### Exercise brief
Each line that holds the word "Unintentional" is to be identified and copied.

### Exercise material
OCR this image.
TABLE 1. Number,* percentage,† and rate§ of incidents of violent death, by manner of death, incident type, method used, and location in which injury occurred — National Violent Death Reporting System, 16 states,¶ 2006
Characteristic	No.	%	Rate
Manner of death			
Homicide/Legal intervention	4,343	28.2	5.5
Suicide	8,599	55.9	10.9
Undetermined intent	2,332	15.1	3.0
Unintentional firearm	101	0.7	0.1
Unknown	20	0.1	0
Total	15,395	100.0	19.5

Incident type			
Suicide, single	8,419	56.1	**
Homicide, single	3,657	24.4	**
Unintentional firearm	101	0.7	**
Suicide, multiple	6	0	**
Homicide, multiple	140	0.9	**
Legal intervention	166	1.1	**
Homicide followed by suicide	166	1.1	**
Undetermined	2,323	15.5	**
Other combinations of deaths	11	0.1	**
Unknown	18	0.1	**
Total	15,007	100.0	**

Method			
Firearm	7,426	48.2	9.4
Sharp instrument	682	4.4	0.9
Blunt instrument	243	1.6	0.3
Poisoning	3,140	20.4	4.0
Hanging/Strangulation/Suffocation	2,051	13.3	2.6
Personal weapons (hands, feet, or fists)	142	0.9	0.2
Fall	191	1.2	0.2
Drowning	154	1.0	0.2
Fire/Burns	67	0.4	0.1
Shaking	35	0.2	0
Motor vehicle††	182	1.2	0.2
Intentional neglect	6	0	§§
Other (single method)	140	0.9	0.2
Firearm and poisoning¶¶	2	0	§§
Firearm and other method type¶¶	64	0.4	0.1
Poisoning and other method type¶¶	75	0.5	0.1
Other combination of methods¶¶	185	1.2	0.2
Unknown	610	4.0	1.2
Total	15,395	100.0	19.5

### Result
Unintentional firearm	101	0.7	0.1
Unintentional firearm	101	0.7	**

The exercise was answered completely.